▸ Task brief
Below are records to transcribe exactly, without their pictures.
____
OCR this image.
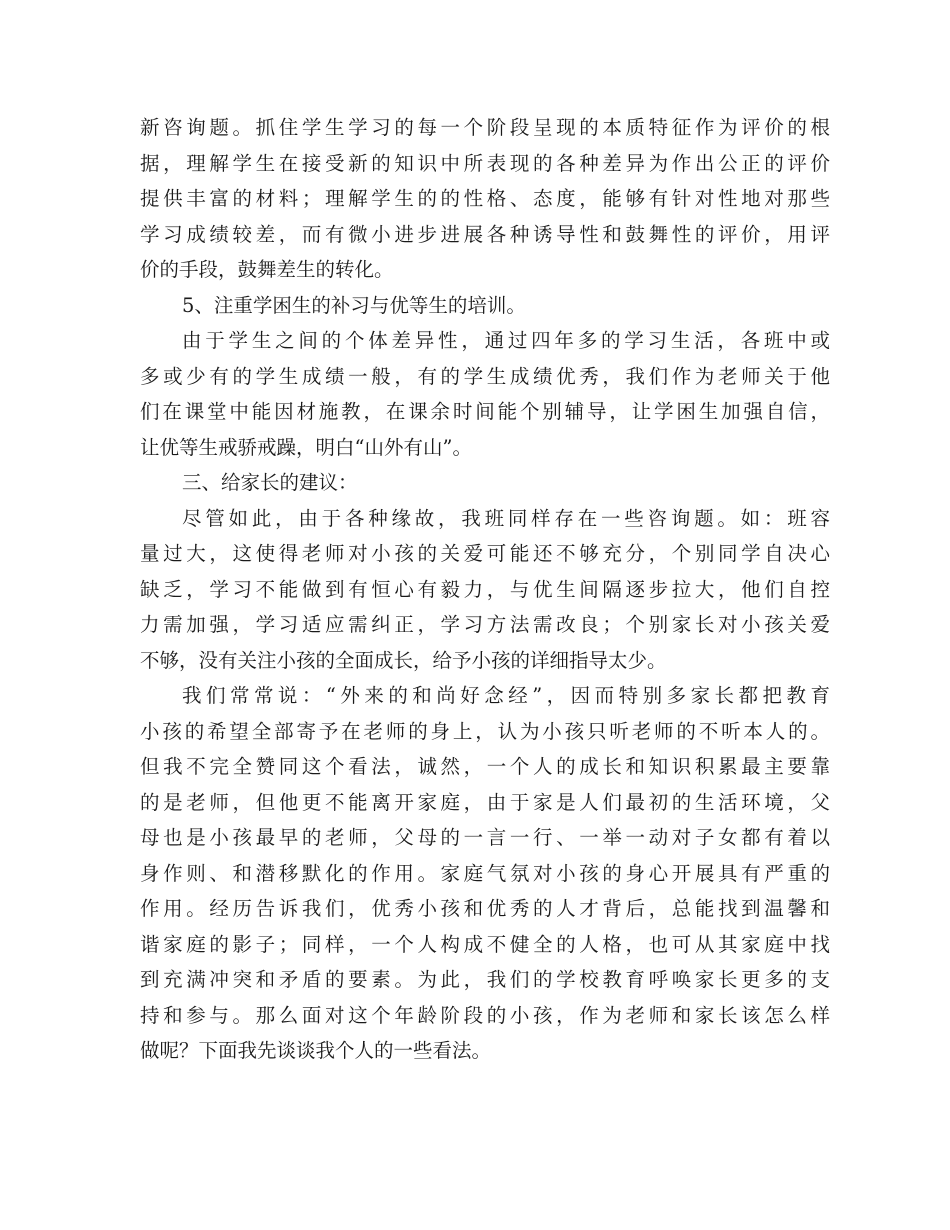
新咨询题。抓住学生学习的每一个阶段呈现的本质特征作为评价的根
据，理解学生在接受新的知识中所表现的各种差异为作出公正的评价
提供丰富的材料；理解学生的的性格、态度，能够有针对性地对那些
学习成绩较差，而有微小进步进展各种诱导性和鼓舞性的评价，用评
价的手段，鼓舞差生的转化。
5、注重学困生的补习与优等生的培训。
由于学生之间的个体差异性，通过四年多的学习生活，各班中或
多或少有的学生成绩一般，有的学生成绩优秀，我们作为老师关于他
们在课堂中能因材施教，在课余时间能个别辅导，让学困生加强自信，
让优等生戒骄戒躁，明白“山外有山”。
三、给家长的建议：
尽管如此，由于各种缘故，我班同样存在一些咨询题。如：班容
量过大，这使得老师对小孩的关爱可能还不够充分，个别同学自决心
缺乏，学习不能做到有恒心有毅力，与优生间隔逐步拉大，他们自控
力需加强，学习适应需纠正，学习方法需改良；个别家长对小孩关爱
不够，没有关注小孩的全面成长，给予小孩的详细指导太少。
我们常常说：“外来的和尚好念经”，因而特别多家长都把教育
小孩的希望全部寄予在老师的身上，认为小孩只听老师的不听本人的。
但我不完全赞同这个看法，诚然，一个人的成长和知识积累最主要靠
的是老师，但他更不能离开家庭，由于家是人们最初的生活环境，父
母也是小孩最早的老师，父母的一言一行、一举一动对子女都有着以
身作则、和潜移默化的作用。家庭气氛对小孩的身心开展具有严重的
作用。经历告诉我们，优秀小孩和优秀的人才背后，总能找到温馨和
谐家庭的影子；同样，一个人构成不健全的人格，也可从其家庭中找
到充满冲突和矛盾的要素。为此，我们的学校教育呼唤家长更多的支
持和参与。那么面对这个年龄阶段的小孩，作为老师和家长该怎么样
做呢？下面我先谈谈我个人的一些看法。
____
▸ The answer
OCR this image.
新咨询题。抓住学生学习的每一个阶段呈现的本质特征作为评价的根
据，理解学生在接受新的知识中所表现的各种差异为作出公正的评价
提供丰富的材料；理解学生的的性格、态度，能够有针对性地对那些
学习成绩较差，而有微小进步进展各种诱导性和鼓舞性的评价，用评
价的手段，鼓舞差生的转化。
5、注重学困生的补习与优等生的培训。
由于学生之间的个体差异性，通过四年多的学习生活，各班中或
多或少有的学生成绩一般，有的学生成绩优秀，我们作为老师关于他
们在课堂中能因材施教，在课余时间能个别辅导，让学困生加强自信，
让优等生戒骄戒躁，明白“山外有山”。
三、给家长的建议：
尽管如此，由于各种缘故，我班同样存在一些咨询题。如：班容
量过大，这使得老师对小孩的关爱可能还不够充分，个别同学自决心
缺乏，学习不能做到有恒心有毅力，与优生间隔逐步拉大，他们自控
力需加强，学习适应需纠正，学习方法需改良；个别家长对小孩关爱
不够，没有关注小孩的全面成长，给予小孩的详细指导太少。
我们常常说：“外来的和尚好念经”，因而特别多家长都把教育
小孩的希望全部寄予在老师的身上，认为小孩只听老师的不听本人的。
但我不完全赞同这个看法，诚然，一个人的成长和知识积累最主要靠
的是老师，但他更不能离开家庭，由于家是人们最初的生活环境，父
母也是小孩最早的老师，父母的一言一行、一举一动对子女都有着以
身作则、和潜移默化的作用。家庭气氛对小孩的身心开展具有严重的
作用。经历告诉我们，优秀小孩和优秀的人才背后，总能找到温馨和
谐家庭的影子；同样，一个人构成不健全的人格，也可从其家庭中找
到充满冲突和矛盾的要素。为此，我们的学校教育呼唤家长更多的支
持和参与。那么面对这个年龄阶段的小孩，作为老师和家长该怎么样
做呢？下面我先谈谈我个人的一些看法。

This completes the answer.